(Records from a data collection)
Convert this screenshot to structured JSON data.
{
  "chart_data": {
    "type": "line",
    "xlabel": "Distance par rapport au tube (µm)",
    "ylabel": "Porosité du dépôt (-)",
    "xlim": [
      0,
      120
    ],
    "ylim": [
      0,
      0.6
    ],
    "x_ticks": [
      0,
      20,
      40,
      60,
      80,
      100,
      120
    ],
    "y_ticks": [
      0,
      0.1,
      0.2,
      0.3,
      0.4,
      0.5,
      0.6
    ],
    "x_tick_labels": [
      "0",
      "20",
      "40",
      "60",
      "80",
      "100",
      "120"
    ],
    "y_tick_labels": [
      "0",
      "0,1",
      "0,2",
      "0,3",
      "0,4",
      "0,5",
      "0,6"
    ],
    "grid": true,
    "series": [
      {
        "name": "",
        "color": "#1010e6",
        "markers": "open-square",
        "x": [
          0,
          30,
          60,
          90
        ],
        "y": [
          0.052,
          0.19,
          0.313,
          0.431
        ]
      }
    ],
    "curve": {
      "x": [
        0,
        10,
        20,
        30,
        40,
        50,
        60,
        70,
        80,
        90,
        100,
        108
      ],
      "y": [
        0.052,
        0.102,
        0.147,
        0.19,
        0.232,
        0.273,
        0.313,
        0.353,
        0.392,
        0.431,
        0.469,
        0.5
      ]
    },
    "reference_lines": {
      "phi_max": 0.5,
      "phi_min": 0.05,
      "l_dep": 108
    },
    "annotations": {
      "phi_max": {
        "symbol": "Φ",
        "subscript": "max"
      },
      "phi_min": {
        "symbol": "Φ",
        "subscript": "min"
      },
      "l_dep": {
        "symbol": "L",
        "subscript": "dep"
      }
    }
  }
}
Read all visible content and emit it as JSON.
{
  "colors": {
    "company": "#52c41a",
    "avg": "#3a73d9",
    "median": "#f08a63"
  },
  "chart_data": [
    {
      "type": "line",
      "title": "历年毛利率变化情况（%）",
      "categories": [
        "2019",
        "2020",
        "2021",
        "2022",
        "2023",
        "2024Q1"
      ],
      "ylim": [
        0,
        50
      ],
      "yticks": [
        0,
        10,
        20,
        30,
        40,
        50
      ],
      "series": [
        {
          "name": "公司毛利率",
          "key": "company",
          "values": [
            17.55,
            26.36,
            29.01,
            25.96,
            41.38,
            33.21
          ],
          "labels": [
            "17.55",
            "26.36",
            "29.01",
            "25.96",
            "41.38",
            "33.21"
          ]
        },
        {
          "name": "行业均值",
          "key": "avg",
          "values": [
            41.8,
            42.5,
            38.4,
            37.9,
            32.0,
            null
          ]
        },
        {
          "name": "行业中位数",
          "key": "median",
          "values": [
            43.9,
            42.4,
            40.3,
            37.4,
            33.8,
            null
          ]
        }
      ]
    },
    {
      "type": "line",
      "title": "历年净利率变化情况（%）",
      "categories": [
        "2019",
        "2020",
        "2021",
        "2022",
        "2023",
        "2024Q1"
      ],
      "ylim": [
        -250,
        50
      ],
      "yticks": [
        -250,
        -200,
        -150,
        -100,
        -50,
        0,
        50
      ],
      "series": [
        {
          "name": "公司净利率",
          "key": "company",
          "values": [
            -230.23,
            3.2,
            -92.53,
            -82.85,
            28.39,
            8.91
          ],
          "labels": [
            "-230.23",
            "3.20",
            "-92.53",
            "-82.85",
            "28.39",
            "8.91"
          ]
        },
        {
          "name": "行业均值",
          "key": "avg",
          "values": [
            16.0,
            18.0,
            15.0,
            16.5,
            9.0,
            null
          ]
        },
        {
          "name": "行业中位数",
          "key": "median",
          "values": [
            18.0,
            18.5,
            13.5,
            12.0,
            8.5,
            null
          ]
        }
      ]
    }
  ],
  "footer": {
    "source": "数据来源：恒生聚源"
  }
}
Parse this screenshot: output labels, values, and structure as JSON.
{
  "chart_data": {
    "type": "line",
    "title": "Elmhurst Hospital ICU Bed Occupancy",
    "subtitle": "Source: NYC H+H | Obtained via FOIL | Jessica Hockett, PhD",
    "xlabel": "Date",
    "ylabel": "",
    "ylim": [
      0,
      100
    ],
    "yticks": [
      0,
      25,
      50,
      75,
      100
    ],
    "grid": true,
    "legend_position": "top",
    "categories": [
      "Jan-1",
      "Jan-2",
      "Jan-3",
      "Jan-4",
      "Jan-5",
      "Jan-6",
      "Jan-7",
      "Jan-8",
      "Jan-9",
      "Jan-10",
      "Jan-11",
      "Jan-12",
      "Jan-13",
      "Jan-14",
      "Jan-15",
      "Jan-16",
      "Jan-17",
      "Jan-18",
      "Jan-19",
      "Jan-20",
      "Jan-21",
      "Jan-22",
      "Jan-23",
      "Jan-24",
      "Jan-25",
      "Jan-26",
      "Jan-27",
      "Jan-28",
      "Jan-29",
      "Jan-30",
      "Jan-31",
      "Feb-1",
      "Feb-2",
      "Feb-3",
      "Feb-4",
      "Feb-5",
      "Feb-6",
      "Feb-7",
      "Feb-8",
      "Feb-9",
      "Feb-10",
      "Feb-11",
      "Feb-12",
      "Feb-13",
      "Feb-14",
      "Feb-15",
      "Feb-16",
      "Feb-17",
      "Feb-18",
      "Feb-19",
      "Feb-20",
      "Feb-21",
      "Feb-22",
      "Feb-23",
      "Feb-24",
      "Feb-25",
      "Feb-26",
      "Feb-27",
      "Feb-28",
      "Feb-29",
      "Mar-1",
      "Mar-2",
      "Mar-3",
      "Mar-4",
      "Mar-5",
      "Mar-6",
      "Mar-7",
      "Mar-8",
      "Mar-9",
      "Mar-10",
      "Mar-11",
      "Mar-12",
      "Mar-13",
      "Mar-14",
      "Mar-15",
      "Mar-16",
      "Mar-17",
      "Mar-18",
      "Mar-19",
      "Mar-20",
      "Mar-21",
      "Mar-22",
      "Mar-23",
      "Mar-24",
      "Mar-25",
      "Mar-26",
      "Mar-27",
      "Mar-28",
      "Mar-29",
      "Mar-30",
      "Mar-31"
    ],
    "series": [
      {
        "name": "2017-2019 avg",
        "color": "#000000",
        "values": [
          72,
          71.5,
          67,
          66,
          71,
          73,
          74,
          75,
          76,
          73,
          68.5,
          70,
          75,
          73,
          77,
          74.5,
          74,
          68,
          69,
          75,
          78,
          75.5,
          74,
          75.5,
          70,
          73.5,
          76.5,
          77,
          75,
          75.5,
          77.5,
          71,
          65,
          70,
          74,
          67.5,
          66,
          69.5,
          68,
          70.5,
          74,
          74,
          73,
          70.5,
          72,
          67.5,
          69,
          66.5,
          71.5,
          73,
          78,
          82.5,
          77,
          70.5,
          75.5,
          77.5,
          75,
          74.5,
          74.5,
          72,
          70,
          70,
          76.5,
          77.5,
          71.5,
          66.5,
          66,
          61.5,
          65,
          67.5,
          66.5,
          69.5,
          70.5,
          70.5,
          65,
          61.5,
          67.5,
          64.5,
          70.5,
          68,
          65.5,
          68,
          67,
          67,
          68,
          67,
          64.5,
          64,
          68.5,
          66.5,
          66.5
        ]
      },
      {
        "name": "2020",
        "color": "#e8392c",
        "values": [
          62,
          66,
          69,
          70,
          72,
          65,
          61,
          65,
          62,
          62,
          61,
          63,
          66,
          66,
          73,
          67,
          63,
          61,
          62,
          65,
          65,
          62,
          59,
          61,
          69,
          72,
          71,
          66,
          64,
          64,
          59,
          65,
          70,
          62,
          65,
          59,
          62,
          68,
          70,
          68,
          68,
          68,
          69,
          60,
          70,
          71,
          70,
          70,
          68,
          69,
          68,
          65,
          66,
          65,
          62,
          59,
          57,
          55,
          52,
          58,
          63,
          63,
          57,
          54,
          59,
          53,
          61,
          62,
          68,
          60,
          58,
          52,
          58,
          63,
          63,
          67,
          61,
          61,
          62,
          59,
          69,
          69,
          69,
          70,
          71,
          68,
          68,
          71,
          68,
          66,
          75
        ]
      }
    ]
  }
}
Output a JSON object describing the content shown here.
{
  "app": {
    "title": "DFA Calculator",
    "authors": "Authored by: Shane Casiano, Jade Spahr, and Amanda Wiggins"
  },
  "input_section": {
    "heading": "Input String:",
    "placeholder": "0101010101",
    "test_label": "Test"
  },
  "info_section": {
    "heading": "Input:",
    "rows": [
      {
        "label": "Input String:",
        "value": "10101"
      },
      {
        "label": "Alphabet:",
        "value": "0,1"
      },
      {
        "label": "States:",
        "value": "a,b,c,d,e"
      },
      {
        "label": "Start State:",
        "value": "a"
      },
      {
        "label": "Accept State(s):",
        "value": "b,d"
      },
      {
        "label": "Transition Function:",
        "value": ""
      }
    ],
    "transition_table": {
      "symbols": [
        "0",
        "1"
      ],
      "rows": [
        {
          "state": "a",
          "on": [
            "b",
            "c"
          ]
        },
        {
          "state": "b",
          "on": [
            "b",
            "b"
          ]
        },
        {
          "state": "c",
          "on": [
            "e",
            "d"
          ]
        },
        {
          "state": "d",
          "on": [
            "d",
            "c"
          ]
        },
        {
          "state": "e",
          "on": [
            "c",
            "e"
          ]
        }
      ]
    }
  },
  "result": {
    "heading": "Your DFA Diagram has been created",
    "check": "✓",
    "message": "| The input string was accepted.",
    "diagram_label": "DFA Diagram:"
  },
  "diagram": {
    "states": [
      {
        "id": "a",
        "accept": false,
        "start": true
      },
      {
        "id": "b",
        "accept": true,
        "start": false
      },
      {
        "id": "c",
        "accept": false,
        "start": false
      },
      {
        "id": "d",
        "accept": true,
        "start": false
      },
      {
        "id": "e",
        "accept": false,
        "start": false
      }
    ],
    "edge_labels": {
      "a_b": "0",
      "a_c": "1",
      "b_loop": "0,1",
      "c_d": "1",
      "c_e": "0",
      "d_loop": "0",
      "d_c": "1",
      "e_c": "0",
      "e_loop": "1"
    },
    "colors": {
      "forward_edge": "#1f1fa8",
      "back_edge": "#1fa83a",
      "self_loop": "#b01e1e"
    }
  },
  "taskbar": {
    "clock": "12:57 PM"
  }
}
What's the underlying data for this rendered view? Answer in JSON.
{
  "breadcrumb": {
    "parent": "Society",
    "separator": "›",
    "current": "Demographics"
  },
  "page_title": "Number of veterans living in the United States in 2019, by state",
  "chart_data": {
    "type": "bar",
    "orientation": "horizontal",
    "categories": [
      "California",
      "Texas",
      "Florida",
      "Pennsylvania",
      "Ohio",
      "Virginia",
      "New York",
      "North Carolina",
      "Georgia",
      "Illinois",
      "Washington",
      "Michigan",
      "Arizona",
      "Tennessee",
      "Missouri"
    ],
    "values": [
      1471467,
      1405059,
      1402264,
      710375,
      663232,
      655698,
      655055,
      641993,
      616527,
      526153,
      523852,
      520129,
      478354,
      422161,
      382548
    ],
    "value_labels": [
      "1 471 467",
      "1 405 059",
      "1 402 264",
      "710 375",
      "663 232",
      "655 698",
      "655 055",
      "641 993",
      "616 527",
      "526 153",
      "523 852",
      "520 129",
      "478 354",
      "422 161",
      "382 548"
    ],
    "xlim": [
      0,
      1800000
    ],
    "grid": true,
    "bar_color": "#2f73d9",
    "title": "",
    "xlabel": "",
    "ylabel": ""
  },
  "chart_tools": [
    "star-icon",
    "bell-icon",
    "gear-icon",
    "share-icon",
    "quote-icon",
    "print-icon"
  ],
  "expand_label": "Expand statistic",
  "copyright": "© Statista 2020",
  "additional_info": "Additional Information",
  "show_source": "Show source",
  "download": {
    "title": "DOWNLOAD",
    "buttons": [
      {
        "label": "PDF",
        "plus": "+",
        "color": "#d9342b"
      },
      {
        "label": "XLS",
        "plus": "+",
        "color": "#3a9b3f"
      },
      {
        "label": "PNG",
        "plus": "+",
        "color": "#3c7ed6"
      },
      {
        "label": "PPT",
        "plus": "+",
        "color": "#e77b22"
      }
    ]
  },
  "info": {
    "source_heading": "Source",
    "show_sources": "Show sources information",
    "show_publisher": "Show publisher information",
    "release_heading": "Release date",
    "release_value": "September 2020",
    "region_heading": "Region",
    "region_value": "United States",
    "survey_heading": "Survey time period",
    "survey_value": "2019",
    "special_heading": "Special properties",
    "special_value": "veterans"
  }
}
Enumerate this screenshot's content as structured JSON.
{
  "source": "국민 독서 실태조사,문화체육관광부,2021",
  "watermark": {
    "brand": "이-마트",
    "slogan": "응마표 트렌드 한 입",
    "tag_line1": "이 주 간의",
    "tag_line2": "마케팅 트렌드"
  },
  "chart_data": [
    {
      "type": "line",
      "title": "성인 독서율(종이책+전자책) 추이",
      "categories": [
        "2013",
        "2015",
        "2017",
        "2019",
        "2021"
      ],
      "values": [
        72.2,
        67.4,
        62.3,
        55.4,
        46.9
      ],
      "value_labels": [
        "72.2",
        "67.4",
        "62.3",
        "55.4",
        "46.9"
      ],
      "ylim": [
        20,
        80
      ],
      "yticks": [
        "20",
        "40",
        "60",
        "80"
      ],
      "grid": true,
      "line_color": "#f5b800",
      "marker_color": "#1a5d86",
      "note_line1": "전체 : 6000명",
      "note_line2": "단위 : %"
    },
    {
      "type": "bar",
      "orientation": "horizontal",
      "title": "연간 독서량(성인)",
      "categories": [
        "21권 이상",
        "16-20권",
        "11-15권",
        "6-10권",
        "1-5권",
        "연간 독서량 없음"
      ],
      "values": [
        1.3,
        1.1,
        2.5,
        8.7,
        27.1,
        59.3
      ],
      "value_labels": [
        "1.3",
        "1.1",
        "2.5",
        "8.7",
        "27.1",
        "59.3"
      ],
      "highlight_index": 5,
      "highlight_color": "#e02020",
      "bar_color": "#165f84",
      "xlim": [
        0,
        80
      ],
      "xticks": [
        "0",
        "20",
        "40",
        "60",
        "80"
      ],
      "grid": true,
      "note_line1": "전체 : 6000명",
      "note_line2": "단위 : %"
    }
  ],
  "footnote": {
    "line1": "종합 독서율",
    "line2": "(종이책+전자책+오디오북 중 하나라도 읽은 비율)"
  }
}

— Exercise description —
Copy each line of the data above that holds "screenshot".

— Solution to this problem —
Convert this screenshot to structured JSON data.
Parse this screenshot: output labels, values, and structure as JSON.
Enumerate this screenshot's content as structured JSON.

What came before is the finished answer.